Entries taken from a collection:
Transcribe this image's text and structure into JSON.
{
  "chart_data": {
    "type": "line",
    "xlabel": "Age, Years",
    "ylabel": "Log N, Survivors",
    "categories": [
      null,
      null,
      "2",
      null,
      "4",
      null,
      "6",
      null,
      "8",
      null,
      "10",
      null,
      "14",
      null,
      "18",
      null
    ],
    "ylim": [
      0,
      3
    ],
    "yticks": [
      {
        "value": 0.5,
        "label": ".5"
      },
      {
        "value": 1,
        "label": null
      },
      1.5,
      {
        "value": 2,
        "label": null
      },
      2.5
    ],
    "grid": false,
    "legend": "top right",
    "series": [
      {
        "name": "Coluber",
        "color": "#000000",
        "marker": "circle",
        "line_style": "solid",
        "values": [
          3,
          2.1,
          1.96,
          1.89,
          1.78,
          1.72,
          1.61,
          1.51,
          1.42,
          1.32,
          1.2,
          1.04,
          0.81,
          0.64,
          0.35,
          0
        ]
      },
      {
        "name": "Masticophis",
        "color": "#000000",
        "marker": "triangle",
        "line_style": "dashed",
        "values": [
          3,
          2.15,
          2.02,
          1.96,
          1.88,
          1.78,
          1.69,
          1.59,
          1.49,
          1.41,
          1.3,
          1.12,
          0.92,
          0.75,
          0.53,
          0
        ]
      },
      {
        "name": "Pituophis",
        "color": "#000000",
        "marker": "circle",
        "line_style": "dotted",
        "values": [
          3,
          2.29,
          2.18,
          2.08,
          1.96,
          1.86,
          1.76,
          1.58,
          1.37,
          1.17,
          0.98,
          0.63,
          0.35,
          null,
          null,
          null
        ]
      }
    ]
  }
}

- Problem to solve
Scan the entries above for the word "name" and collect each line holding it.

- Solution
        "name": "Coluber",
        "name": "Masticophis",
        "name": "Pituophis",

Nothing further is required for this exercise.